▶ [Extracted data]:
******
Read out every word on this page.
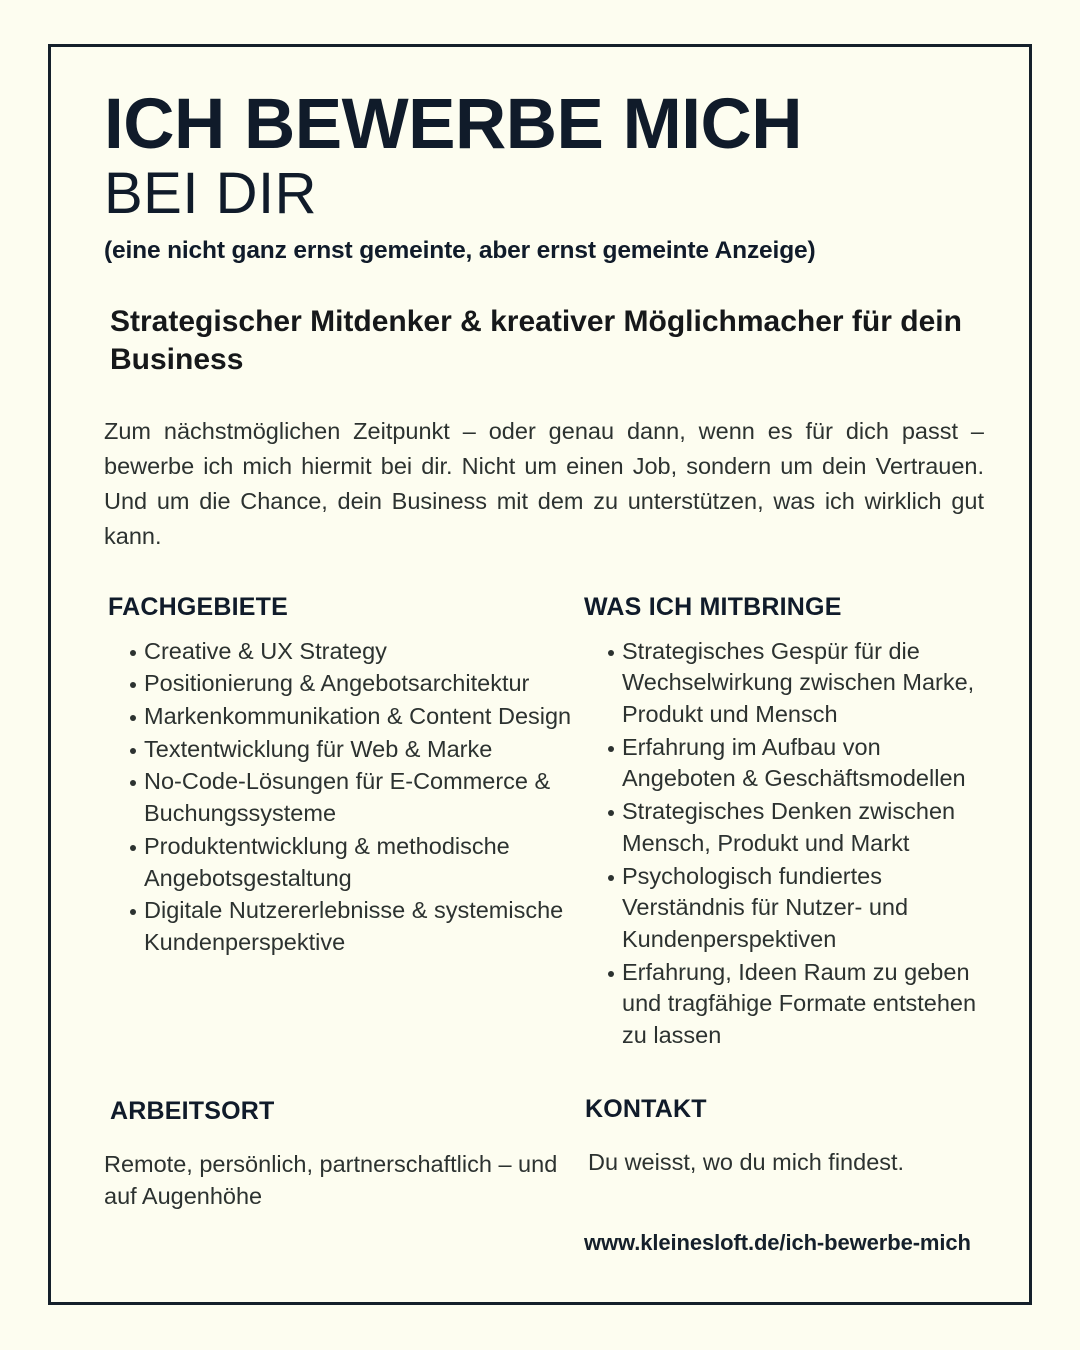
ICH BEWERBE MICH
BEI DIR

(eine nicht ganz ernst gemeinte, aber ernst gemeinte Anzeige)

Strategischer Mitdenker & kreativer Möglichmacher für dein Business

Zum nächstmöglichen Zeitpunkt – oder genau dann, wenn es für dich passt – bewerbe ich mich hiermit bei dir. Nicht um einen Job, sondern um dein Vertrauen. Und um die Chance, dein Business mit dem zu unterstützen, was ich wirklich gut kann.

FACHGEBIETE
Creative & UX Strategy
Positionierung & Angebotsarchitektur
Markenkommunikation & Content Design
Textentwicklung für Web & Marke
No-Code-Lösungen für E-Commerce & Buchungssysteme
Produktentwicklung & methodische Angebotsgestaltung
Digitale Nutzererlebnisse & systemische Kundenperspektive
WAS ICH MITBRINGE
Strategisches Gespür für die Wechselwirkung zwischen Marke, Produkt und Mensch
Erfahrung im Aufbau von Angeboten & Geschäftsmodellen
Strategisches Denken zwischen Mensch, Produkt und Markt
Psychologisch fundiertes Verständnis für Nutzer- und Kundenperspektiven
Erfahrung, Ideen Raum zu geben und tragfähige Formate entstehen zu lassen
ARBEITSORT

Remote, persönlich, partnerschaftlich – und auf Augenhöhe

KONTAKT

Du weisst, wo du mich findest.

www.kleinesloft.de/ich-bewerbe-mich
******
▶ [The exercise]:
Write out the listing above again, exactly, but with no pictures in the copy.

▶ [Task solution]:
Read out every word on this page.
ICH BEWERBE MICH
BEI DIR

(eine nicht ganz ernst gemeinte, aber ernst gemeinte Anzeige)

Strategischer Mitdenker & kreativer Möglichmacher für dein Business

Zum nächstmöglichen Zeitpunkt – oder genau dann, wenn es für dich passt – bewerbe ich mich hiermit bei dir. Nicht um einen Job, sondern um dein Vertrauen. Und um die Chance, dein Business mit dem zu unterstützen, was ich wirklich gut kann.

FACHGEBIETE
Creative & UX Strategy
Positionierung & Angebotsarchitektur
Markenkommunikation & Content Design
Textentwicklung für Web & Marke
No-Code-Lösungen für E-Commerce & Buchungssysteme
Produktentwicklung & methodische Angebotsgestaltung
Digitale Nutzererlebnisse & systemische Kundenperspektive
WAS ICH MITBRINGE
Strategisches Gespür für die Wechselwirkung zwischen Marke, Produkt und Mensch
Erfahrung im Aufbau von Angeboten & Geschäftsmodellen
Strategisches Denken zwischen Mensch, Produkt und Markt
Psychologisch fundiertes Verständnis für Nutzer- und Kundenperspektiven
Erfahrung, Ideen Raum zu geben und tragfähige Formate entstehen zu lassen
ARBEITSORT

Remote, persönlich, partnerschaftlich – und auf Augenhöhe

KONTAKT

Du weisst, wo du mich findest.

www.kleinesloft.de/ich-bewerbe-mich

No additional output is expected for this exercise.